Requirements -> Your task is to give the number of lines in the listing that include "ylabel", and nothing else.

Data tied to figure images:
============================================================
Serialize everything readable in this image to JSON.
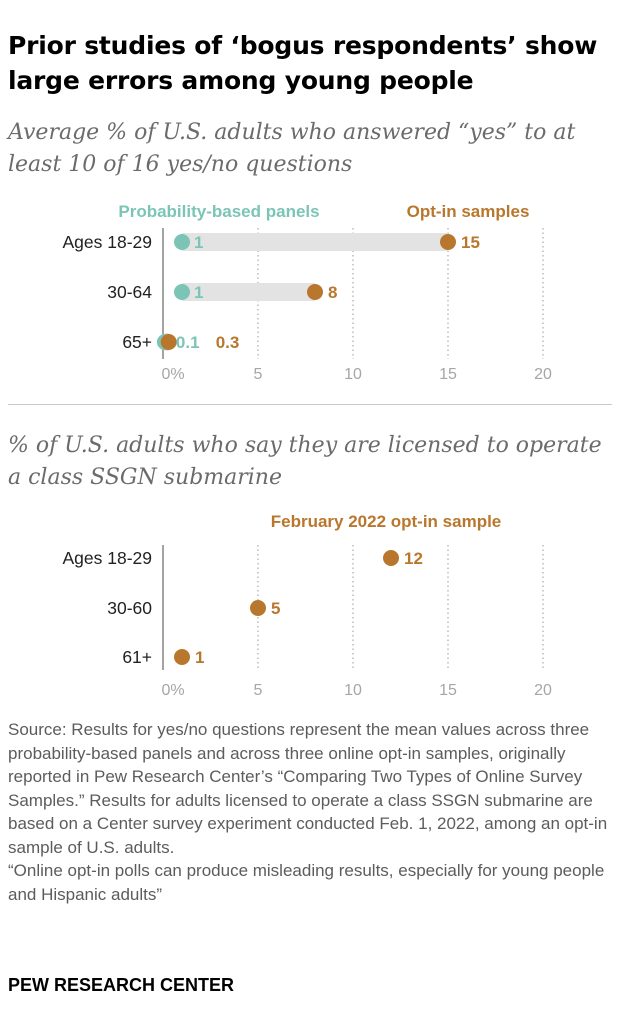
{
  "title": "Prior studies of ‘bogus respondents’ show large errors among young people",
  "colors": {
    "probability": "#7cc5b6",
    "optin": "#b9772e",
    "track": "#e3e3e3",
    "axis": "#666666",
    "grid": "#9a9a9a",
    "ticklabel": "#a6a6a6"
  },
  "chart_data": [
    {
      "type": "dot",
      "title": "Average % of U.S. adults who answered “yes” to at least 10 of 16 yes/no questions",
      "categories": [
        "Ages 18-29",
        "30-64",
        "65+"
      ],
      "series": [
        {
          "name": "Probability-based panels",
          "values": [
            1,
            1,
            0.1
          ],
          "labels": [
            "1",
            "1",
            "0.1"
          ]
        },
        {
          "name": "Opt-in samples",
          "values": [
            15,
            8,
            0.3
          ],
          "labels": [
            "15",
            "8",
            "0.3"
          ]
        }
      ],
      "xlim": [
        0,
        20
      ],
      "xticks": [
        0,
        5,
        10,
        15,
        20
      ],
      "xticklabels": [
        "0%",
        "5",
        "10",
        "15",
        "20"
      ],
      "grid": true
    },
    {
      "type": "dot",
      "title": "% of U.S. adults who say they are licensed to operate a class SSGN submarine",
      "categories": [
        "Ages 18-29",
        "30-60",
        "61+"
      ],
      "series": [
        {
          "name": "February 2022 opt-in sample",
          "values": [
            12,
            5,
            1
          ],
          "labels": [
            "12",
            "5",
            "1"
          ]
        }
      ],
      "xlim": [
        0,
        20
      ],
      "xticks": [
        0,
        5,
        10,
        15,
        20
      ],
      "xticklabels": [
        "0%",
        "5",
        "10",
        "15",
        "20"
      ],
      "grid": true
    }
  ],
  "source_lines": [
    "Source: Results for yes/no questions represent the mean values across three probability-based panels and across three online opt-in samples, originally reported in Pew Research Center’s “Comparing Two Types of Online Survey Samples.” Results for adults licensed to operate a class SSGN submarine are based on a Center survey experiment conducted Feb. 1, 2022, among an opt-in sample of U.S. adults.",
    "“Online opt-in polls can produce misleading results, especially for young people and Hispanic adults”"
  ],
  "brand": "PEW RESEARCH CENTER"
}
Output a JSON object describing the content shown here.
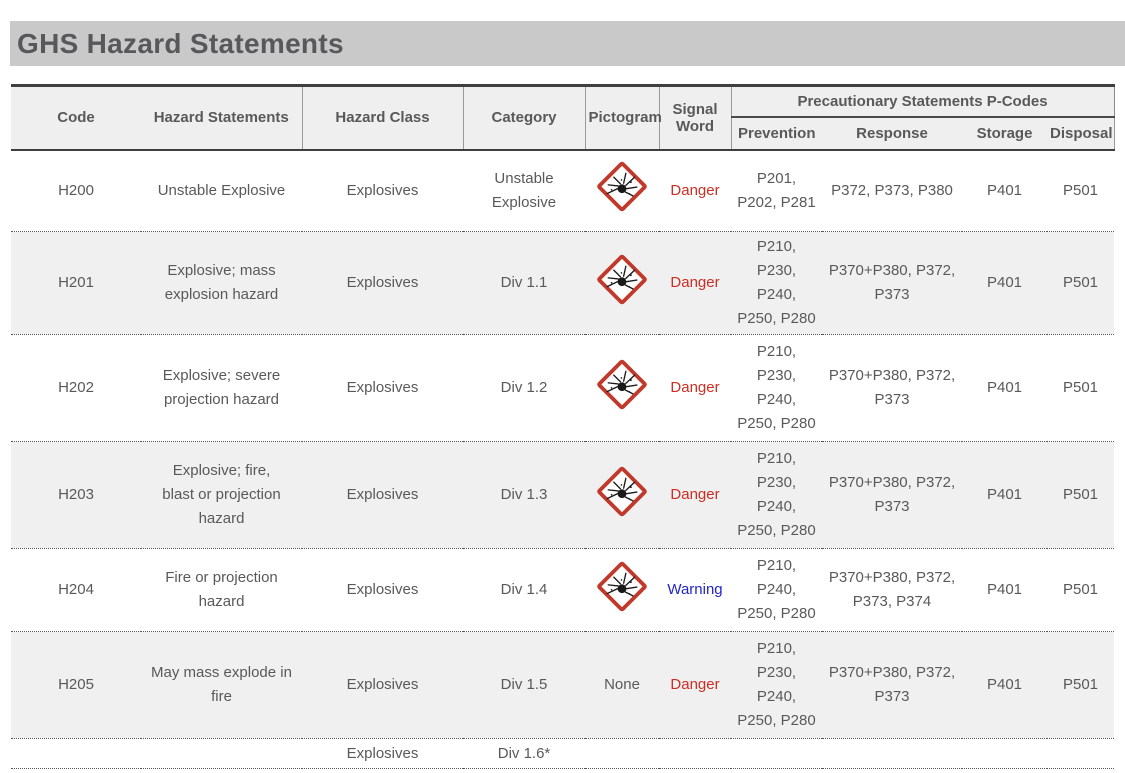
{
  "page": {
    "title": "GHS Hazard Statements"
  },
  "colors": {
    "danger": "#cc2e24",
    "warning": "#2323cc",
    "title_bg": "#c9c9c9",
    "header_bg": "#efefef",
    "row_alt_bg": "#f0f0f0",
    "text": "#595959",
    "pictogram_border": "#c0392b"
  },
  "table": {
    "headers": {
      "code": "Code",
      "hazard_statements": "Hazard Statements",
      "hazard_class": "Hazard Class",
      "category": "Category",
      "pictogram": "Pictogram",
      "signal_word": "Signal Word",
      "pcodes": "Precautionary Statements P-Codes",
      "prevention": "Prevention",
      "response": "Response",
      "storage": "Storage",
      "disposal": "Disposal"
    },
    "rows": [
      {
        "code": "H200",
        "hazard_statement": "Unstable Explosive",
        "hazard_class": "Explosives",
        "category": "Unstable\nExplosive",
        "pictogram": "exploding-bomb-icon",
        "signal_word": "Danger",
        "prevention": "P201,\nP202, P281",
        "response": "P372, P373, P380",
        "storage": "P401",
        "disposal": "P501"
      },
      {
        "code": "H201",
        "hazard_statement": "Explosive; mass\nexplosion hazard",
        "hazard_class": "Explosives",
        "category": "Div 1.1",
        "pictogram": "exploding-bomb-icon",
        "signal_word": "Danger",
        "prevention": "P210,\nP230,\nP240,\nP250, P280",
        "response": "P370+P380, P372,\nP373",
        "storage": "P401",
        "disposal": "P501"
      },
      {
        "code": "H202",
        "hazard_statement": "Explosive; severe\nprojection hazard",
        "hazard_class": "Explosives",
        "category": "Div 1.2",
        "pictogram": "exploding-bomb-icon",
        "signal_word": "Danger",
        "prevention": "P210,\nP230,\nP240,\nP250, P280",
        "response": "P370+P380, P372,\nP373",
        "storage": "P401",
        "disposal": "P501"
      },
      {
        "code": "H203",
        "hazard_statement": "Explosive; fire,\nblast or projection\nhazard",
        "hazard_class": "Explosives",
        "category": "Div 1.3",
        "pictogram": "exploding-bomb-icon",
        "signal_word": "Danger",
        "prevention": "P210,\nP230,\nP240,\nP250, P280",
        "response": "P370+P380, P372,\nP373",
        "storage": "P401",
        "disposal": "P501"
      },
      {
        "code": "H204",
        "hazard_statement": "Fire or projection\nhazard",
        "hazard_class": "Explosives",
        "category": "Div 1.4",
        "pictogram": "exploding-bomb-icon",
        "signal_word": "Warning",
        "prevention": "P210,\nP240,\nP250, P280",
        "response": "P370+P380, P372,\nP373, P374",
        "storage": "P401",
        "disposal": "P501"
      },
      {
        "code": "H205",
        "hazard_statement": "May mass explode in\nfire",
        "hazard_class": "Explosives",
        "category": "Div 1.5",
        "pictogram": "None",
        "signal_word": "Danger",
        "prevention": "P210,\nP230,\nP240,\nP250, P280",
        "response": "P370+P380, P372,\nP373",
        "storage": "P401",
        "disposal": "P501"
      },
      {
        "code": "",
        "hazard_statement": "",
        "hazard_class": "Explosives",
        "category": "Div 1.6*",
        "pictogram": "",
        "signal_word": "",
        "prevention": "",
        "response": "",
        "storage": "",
        "disposal": ""
      }
    ]
  }
}
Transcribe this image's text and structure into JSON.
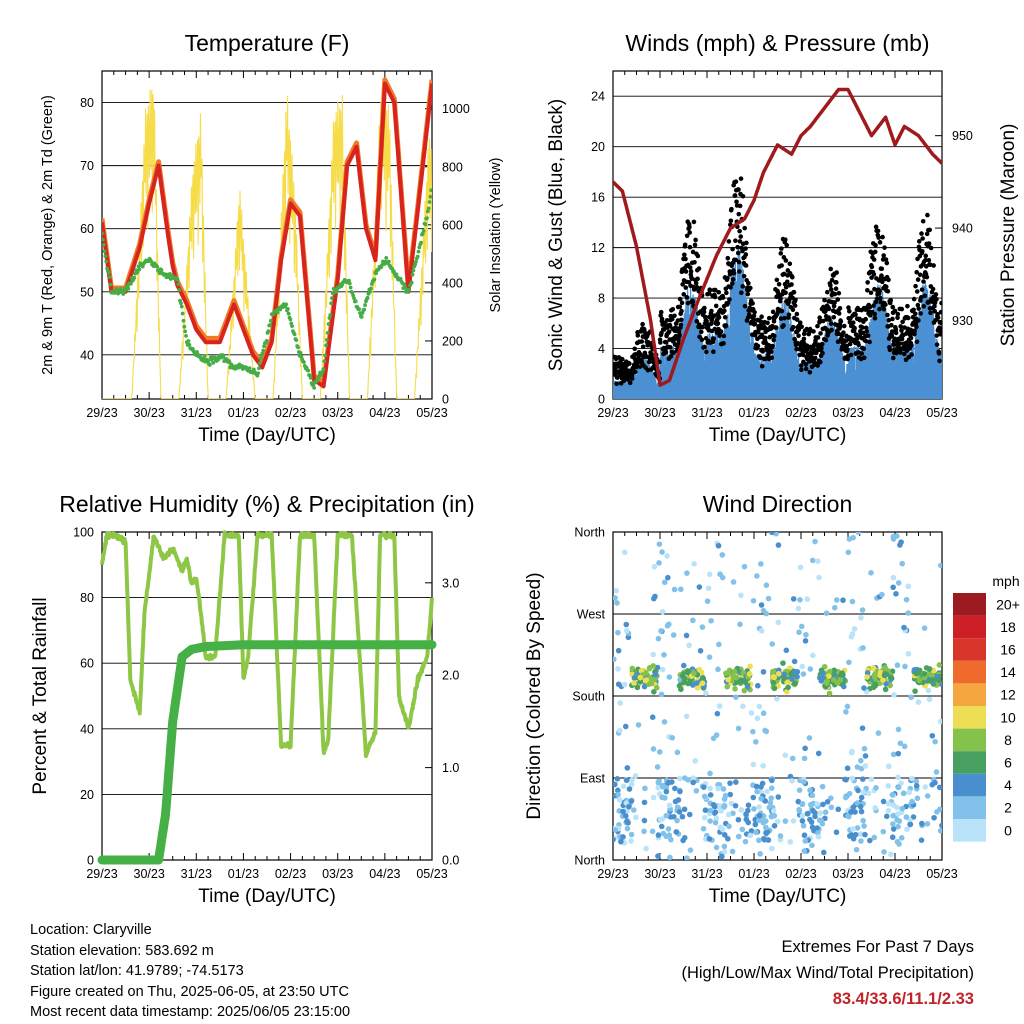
{
  "chart_data": [
    {
      "type": "line",
      "title": "Temperature (F)",
      "xlabel": "Time (Day/UTC)",
      "ylabel": "2m & 9m T (Red, Orange) & 2m Td (Green)",
      "y2label": "Solar Insolation (Yellow)",
      "x_ticks": [
        "29/23",
        "30/23",
        "31/23",
        "01/23",
        "02/23",
        "03/23",
        "04/23",
        "05/23"
      ],
      "ylim": [
        33,
        85
      ],
      "y_ticks": [
        40,
        50,
        60,
        70,
        80
      ],
      "y2lim": [
        0,
        1130
      ],
      "y2_ticks": [
        0,
        200,
        400,
        600,
        800,
        1000
      ],
      "colors": {
        "t2m": "#d7241f",
        "t9m": "#f07a26",
        "td": "#46ad46",
        "solar": "#f7dc4a"
      },
      "series": [
        {
          "key": "t2m",
          "x": [
            0,
            0.2,
            0.5,
            0.8,
            1.0,
            1.2,
            1.4,
            1.5,
            1.6,
            1.8,
            2.0,
            2.2,
            2.5,
            2.8,
            3.0,
            3.2,
            3.4,
            3.6,
            3.8,
            4.0,
            4.2,
            4.5,
            4.7,
            5.0,
            5.2,
            5.4,
            5.6,
            5.8,
            6.0,
            6.2,
            6.5,
            6.7,
            7.0
          ],
          "values": [
            61,
            50,
            50,
            57,
            64,
            70,
            59,
            54,
            51,
            48,
            44,
            42,
            42,
            48,
            44,
            40,
            38,
            42,
            55,
            64,
            62,
            36,
            35,
            52,
            70,
            73,
            60,
            55,
            83,
            80,
            50,
            63,
            83
          ]
        },
        {
          "key": "td",
          "x": [
            0,
            0.2,
            0.5,
            0.8,
            1.0,
            1.3,
            1.6,
            1.8,
            2.0,
            2.3,
            2.5,
            2.8,
            3.0,
            3.3,
            3.6,
            3.9,
            4.2,
            4.5,
            4.7,
            4.9,
            5.2,
            5.5,
            5.8,
            6.0,
            6.2,
            6.5,
            6.7,
            6.9,
            7.0
          ],
          "values": [
            59,
            50,
            50,
            54,
            55,
            53,
            52,
            42,
            40,
            39,
            40,
            38,
            38,
            37,
            46,
            48,
            40,
            35,
            38,
            50,
            52,
            46,
            53,
            55,
            53,
            50,
            56,
            62,
            67
          ]
        },
        {
          "key": "solar",
          "x": [
            0.63,
            0.92,
            1.1,
            1.25,
            1.63,
            1.92,
            2.1,
            2.25,
            2.63,
            2.92,
            3.1,
            3.25,
            3.63,
            3.92,
            4.1,
            4.25,
            4.63,
            4.92,
            5.1,
            5.25,
            5.63,
            5.92,
            6.1,
            6.25,
            6.63,
            6.92
          ],
          "values": [
            0,
            1000,
            1120,
            0,
            0,
            800,
            1000,
            0,
            0,
            750,
            350,
            0,
            0,
            1080,
            700,
            0,
            0,
            1000,
            1050,
            0,
            0,
            1100,
            1000,
            0,
            0,
            900
          ]
        }
      ]
    },
    {
      "type": "scatter",
      "title": "Winds (mph) & Pressure (mb)",
      "xlabel": "Time (Day/UTC)",
      "ylabel": "Sonic Wind & Gust (Blue, Black)",
      "y2label": "Station Pressure (Maroon)",
      "x_ticks": [
        "29/23",
        "30/23",
        "31/23",
        "01/23",
        "02/23",
        "03/23",
        "04/23",
        "05/23"
      ],
      "ylim": [
        0,
        26
      ],
      "y_ticks": [
        0,
        4,
        8,
        12,
        16,
        20,
        24
      ],
      "y2lim": [
        921.5,
        957
      ],
      "y2_ticks": [
        930,
        940,
        950
      ],
      "colors": {
        "wind": "#4a90d2",
        "gust": "#000000",
        "pressure": "#a0191d"
      },
      "series": [
        {
          "key": "pressure",
          "x": [
            0,
            0.2,
            0.5,
            0.8,
            1.0,
            1.2,
            1.5,
            1.8,
            2.2,
            2.5,
            2.8,
            3.0,
            3.2,
            3.5,
            3.8,
            4.0,
            4.2,
            4.5,
            4.8,
            5.0,
            5.2,
            5.5,
            5.8,
            6.0,
            6.2,
            6.5,
            6.8,
            7.0
          ],
          "values": [
            945,
            944,
            938,
            930,
            923,
            923.5,
            928,
            932,
            937,
            940,
            941,
            943,
            946,
            949,
            948,
            950,
            951,
            953,
            955,
            955,
            953,
            950,
            952,
            949,
            951,
            950,
            948,
            947
          ]
        }
      ]
    },
    {
      "type": "line",
      "title": "Relative Humidity (%) & Precipitation (in)",
      "xlabel": "Time (Day/UTC)",
      "ylabel": "Percent & Total Rainfall",
      "x_ticks": [
        "29/23",
        "30/23",
        "31/23",
        "01/23",
        "02/23",
        "03/23",
        "04/23",
        "05/23"
      ],
      "ylim": [
        0,
        100
      ],
      "y_ticks": [
        0,
        20,
        40,
        60,
        80,
        100
      ],
      "y2lim": [
        0,
        3.55
      ],
      "y2_ticks": [
        "0.0",
        "1.0",
        "2.0",
        "3.0"
      ],
      "colors": {
        "rh": "#8ec646",
        "rain": "#45b045"
      },
      "series": [
        {
          "key": "rh",
          "x": [
            0,
            0.1,
            0.3,
            0.5,
            0.6,
            0.8,
            0.9,
            1.1,
            1.3,
            1.5,
            1.7,
            1.8,
            1.9,
            2.0,
            2.1,
            2.2,
            2.4,
            2.6,
            2.8,
            2.9,
            3.0,
            3.1,
            3.3,
            3.5,
            3.6,
            3.8,
            4.0,
            4.2,
            4.3,
            4.5,
            4.7,
            4.8,
            5.0,
            5.2,
            5.3,
            5.6,
            5.8,
            5.9,
            6.0,
            6.2,
            6.3,
            6.5,
            6.7,
            6.9,
            7.0
          ],
          "values": [
            90,
            99,
            99,
            97,
            55,
            45,
            75,
            99,
            92,
            95,
            88,
            92,
            84,
            86,
            75,
            62,
            62,
            99,
            99,
            99,
            55,
            62,
            99,
            99,
            99,
            35,
            35,
            99,
            99,
            99,
            33,
            37,
            99,
            99,
            99,
            32,
            39,
            99,
            99,
            99,
            50,
            40,
            55,
            62,
            80
          ]
        },
        {
          "key": "rain",
          "x": [
            0,
            1.2,
            1.35,
            1.5,
            1.7,
            1.9,
            2.2,
            3.0,
            4.0,
            5.0,
            6.0,
            7.0
          ],
          "values": [
            0,
            0,
            0.5,
            1.5,
            2.2,
            2.28,
            2.31,
            2.33,
            2.33,
            2.33,
            2.33,
            2.33
          ]
        }
      ]
    },
    {
      "type": "scatter",
      "title": "Wind Direction",
      "xlabel": "Time (Day/UTC)",
      "ylabel": "Direction (Colored By Speed)",
      "x_ticks": [
        "29/23",
        "30/23",
        "31/23",
        "01/23",
        "02/23",
        "03/23",
        "04/23",
        "05/23"
      ],
      "y_ticks": [
        "North",
        "East",
        "South",
        "West",
        "North"
      ],
      "legend_title": "mph",
      "legend": [
        "0",
        "2",
        "4",
        "6",
        "8",
        "10",
        "12",
        "14",
        "16",
        "18",
        "20+"
      ],
      "legend_colors": [
        "#b9e3f8",
        "#82c2ea",
        "#4a8fcd",
        "#47a060",
        "#84c24c",
        "#eede55",
        "#f5a640",
        "#ef6a2d",
        "#d8352a",
        "#cc1f26",
        "#9c1b21"
      ]
    }
  ],
  "info": {
    "location": "Location: Claryville",
    "elevation": "Station elevation: 583.692 m",
    "latlon": "Station lat/lon: 41.9789; -74.5173",
    "created": "Figure created on Thu, 2025-06-05, at 23:50 UTC",
    "latest": "Most recent data timestamp: 2025/06/05 23:15:00"
  },
  "extremes": {
    "line1": "Extremes For Past 7 Days",
    "line2": "(High/Low/Max Wind/Total Precipitation)",
    "values": "83.4/33.6/11.1/2.33"
  }
}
============================================================
Full solution -> 4